**Direction:**
Scan the entries below. List each line with "catch".

Data tied to figure images
****************************************
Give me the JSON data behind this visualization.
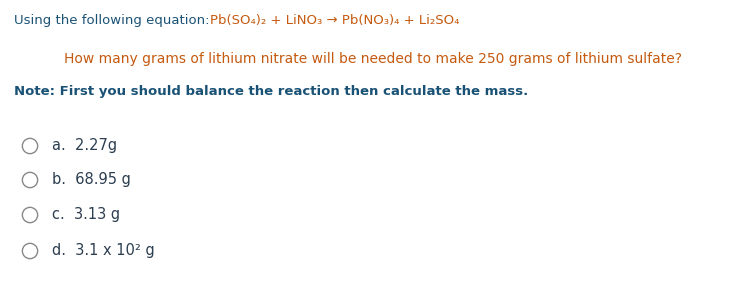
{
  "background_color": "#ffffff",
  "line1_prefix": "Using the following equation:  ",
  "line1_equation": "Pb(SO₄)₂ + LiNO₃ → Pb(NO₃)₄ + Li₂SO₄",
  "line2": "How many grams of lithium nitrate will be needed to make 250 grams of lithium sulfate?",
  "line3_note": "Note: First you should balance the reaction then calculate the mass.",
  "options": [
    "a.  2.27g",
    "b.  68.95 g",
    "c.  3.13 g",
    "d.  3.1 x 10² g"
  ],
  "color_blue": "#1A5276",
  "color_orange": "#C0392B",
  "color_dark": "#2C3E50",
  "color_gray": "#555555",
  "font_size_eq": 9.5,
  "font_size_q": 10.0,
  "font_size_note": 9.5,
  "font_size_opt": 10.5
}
****************************************
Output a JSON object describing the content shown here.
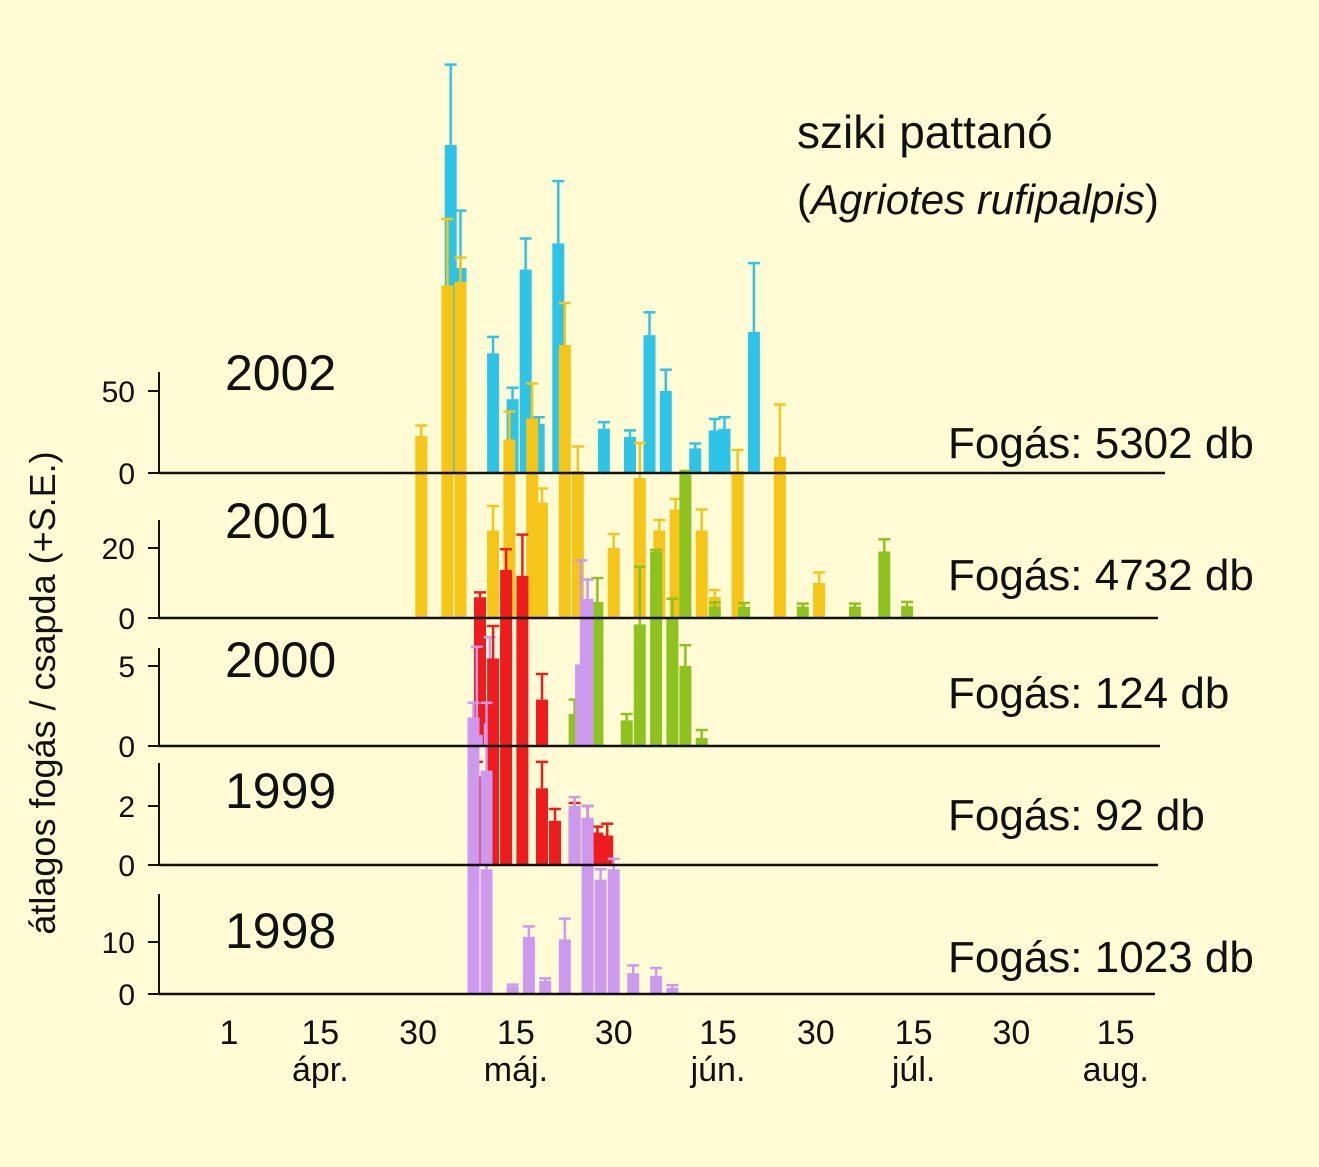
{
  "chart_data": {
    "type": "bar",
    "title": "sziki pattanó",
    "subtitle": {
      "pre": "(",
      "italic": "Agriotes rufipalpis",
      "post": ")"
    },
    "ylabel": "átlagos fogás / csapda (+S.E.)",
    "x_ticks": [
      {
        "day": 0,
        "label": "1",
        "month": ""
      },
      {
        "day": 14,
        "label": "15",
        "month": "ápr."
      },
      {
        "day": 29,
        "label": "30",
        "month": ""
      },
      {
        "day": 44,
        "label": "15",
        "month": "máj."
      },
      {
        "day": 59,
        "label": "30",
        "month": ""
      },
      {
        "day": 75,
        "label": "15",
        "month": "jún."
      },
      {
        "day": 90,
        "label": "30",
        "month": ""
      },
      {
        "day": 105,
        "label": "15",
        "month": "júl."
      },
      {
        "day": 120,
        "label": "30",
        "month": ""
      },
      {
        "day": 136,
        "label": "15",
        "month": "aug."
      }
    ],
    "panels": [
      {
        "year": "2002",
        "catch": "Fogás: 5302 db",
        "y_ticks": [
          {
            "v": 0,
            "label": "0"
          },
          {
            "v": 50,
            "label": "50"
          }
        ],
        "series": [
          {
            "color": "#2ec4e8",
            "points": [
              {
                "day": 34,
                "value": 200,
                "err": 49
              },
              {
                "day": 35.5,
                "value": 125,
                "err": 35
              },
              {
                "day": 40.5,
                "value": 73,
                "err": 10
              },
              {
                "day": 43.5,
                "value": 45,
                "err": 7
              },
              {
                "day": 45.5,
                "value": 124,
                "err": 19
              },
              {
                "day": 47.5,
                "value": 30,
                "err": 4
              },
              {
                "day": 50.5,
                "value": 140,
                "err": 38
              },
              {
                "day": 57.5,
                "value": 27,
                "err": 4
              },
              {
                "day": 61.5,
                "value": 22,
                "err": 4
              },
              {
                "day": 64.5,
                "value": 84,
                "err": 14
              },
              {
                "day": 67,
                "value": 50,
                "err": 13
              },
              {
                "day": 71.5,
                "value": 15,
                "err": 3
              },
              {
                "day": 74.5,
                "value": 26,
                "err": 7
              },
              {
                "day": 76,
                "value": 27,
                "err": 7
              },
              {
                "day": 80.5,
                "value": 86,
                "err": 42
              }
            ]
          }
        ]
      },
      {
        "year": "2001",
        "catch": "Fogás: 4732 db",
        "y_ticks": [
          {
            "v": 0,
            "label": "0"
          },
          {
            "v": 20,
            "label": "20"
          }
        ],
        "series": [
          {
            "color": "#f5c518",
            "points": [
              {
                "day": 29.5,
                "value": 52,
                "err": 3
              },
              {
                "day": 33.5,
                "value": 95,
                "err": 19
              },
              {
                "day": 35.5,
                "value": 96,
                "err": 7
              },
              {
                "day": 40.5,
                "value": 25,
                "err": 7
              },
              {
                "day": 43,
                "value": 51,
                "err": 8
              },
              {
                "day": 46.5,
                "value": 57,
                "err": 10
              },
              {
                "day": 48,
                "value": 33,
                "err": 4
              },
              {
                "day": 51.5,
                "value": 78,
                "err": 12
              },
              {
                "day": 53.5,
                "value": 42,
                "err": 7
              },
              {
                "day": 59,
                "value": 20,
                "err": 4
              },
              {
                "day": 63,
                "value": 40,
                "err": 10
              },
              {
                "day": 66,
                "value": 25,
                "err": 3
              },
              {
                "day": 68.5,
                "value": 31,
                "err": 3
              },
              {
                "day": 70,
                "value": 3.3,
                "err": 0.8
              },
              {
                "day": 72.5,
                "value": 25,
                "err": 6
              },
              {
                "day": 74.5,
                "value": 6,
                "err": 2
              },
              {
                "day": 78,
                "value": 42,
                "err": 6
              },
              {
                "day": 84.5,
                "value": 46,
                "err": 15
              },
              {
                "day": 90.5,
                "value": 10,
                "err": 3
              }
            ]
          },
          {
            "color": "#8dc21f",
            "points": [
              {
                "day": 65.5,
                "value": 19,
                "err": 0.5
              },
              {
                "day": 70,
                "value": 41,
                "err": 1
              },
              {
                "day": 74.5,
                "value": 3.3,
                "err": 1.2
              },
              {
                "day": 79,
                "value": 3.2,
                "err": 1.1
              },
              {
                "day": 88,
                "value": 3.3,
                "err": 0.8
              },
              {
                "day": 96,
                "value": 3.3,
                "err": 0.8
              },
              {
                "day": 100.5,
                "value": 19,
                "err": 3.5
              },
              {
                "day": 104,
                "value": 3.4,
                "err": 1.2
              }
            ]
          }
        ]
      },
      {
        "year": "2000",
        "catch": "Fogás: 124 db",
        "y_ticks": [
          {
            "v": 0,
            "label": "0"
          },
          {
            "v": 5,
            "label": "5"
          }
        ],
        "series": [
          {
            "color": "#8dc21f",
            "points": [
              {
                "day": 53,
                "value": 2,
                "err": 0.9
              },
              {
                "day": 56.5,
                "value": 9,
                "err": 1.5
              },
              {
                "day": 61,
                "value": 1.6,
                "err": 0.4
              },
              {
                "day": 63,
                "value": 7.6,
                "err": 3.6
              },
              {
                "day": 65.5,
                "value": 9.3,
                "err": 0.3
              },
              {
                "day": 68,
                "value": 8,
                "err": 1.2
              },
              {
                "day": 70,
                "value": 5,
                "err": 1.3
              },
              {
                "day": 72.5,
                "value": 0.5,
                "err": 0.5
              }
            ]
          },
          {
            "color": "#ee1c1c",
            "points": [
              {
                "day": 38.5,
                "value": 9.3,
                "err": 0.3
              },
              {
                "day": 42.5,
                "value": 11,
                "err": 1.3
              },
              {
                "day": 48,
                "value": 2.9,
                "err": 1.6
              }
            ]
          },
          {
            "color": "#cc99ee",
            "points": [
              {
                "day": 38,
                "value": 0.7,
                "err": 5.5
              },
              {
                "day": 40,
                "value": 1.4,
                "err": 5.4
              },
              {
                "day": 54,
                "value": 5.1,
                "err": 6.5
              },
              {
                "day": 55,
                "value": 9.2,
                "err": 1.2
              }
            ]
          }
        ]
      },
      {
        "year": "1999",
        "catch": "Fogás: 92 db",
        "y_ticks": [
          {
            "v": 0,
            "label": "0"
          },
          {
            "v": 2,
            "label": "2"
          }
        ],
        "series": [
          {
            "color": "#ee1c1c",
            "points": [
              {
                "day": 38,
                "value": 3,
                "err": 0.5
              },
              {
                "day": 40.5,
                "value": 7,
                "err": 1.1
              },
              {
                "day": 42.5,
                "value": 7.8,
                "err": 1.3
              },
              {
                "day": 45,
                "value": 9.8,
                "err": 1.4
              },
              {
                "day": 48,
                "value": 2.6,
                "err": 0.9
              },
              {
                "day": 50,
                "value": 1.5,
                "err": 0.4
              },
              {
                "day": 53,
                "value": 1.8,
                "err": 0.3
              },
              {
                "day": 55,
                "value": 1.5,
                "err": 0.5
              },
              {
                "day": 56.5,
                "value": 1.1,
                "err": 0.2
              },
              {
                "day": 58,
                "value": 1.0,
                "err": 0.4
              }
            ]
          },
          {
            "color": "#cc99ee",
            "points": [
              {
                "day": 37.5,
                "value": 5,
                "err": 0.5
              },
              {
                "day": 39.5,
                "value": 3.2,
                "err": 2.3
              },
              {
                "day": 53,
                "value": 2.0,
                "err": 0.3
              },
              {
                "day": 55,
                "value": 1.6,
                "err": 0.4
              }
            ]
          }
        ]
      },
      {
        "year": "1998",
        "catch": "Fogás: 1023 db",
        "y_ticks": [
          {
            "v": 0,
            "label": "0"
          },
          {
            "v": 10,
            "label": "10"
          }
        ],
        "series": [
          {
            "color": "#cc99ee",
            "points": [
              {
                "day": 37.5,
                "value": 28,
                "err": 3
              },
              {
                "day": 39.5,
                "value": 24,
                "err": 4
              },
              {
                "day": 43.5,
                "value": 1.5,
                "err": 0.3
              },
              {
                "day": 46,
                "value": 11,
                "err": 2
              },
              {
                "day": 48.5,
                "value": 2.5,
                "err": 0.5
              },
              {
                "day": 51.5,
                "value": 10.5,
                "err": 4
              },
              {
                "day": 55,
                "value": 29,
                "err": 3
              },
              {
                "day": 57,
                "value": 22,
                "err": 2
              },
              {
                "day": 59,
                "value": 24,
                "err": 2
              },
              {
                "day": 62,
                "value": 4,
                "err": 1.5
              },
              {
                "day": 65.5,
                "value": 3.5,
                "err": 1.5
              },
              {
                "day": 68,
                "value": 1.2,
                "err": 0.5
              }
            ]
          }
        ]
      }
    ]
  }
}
****************************************
**Complete response:**
        "catch": "Fogás: 5302 db",
        "catch": "Fogás: 4732 db",
        "catch": "Fogás: 124 db",
        "catch": "Fogás: 92 db",
        "catch": "Fogás: 1023 db",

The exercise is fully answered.